───── Provided data ─────

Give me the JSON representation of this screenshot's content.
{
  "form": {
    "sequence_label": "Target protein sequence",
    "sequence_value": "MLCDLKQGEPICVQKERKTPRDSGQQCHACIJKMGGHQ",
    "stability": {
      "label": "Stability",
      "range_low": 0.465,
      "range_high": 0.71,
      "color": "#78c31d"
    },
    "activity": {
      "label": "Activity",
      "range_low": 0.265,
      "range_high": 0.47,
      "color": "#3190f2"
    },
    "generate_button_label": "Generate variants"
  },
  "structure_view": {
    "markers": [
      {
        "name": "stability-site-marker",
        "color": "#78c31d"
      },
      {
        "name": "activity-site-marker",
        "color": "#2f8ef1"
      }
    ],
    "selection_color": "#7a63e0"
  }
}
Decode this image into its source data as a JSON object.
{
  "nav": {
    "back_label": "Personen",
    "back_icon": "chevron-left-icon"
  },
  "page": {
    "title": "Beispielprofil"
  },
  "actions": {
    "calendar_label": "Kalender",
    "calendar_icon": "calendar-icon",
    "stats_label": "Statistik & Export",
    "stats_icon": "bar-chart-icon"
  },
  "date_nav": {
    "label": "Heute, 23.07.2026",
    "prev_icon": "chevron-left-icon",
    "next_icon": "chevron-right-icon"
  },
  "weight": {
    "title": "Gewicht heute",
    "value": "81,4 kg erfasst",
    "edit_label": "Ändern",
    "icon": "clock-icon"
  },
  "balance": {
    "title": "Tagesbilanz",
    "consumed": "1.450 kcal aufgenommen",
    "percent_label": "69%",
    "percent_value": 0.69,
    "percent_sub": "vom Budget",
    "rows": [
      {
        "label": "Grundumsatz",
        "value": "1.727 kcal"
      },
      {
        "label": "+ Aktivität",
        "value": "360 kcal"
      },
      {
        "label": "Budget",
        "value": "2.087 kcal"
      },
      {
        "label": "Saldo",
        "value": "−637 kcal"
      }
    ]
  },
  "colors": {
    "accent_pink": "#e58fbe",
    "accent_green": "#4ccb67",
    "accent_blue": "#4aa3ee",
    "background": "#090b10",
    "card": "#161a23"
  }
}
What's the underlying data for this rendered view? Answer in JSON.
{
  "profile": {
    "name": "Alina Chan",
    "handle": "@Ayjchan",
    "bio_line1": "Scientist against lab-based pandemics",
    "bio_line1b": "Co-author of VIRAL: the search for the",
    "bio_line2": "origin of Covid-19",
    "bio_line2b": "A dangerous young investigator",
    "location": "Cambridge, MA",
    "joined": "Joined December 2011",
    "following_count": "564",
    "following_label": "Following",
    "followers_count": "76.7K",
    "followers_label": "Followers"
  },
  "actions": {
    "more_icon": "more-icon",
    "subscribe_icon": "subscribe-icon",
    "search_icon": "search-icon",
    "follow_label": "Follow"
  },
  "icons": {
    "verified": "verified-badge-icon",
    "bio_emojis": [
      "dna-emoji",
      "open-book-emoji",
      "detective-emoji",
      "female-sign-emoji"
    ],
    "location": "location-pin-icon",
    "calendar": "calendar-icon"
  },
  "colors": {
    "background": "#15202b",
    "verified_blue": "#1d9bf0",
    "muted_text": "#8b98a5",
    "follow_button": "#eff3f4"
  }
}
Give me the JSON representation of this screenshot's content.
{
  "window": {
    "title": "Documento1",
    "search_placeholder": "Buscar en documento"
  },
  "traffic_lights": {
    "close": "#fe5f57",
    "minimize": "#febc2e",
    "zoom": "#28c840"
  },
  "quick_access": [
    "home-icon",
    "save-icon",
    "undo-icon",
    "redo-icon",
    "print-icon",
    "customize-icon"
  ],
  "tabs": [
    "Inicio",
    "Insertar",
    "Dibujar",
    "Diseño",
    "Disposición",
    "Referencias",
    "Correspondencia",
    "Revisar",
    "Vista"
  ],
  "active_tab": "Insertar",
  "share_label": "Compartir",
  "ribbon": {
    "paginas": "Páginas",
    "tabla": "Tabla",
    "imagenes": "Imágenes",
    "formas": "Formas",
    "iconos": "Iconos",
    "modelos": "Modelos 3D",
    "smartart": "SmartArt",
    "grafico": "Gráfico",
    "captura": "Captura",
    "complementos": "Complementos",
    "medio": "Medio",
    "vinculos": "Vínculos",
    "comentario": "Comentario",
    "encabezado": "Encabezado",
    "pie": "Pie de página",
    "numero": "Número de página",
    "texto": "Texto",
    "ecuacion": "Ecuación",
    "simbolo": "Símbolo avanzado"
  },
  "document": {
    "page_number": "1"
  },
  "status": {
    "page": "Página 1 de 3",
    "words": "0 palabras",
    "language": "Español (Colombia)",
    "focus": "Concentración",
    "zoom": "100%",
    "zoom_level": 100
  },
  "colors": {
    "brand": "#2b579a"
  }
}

─────

What needs to be done -
Among the lines of the data, some contain the word "site". How many are there? Reply with the number alone.

Written response -
2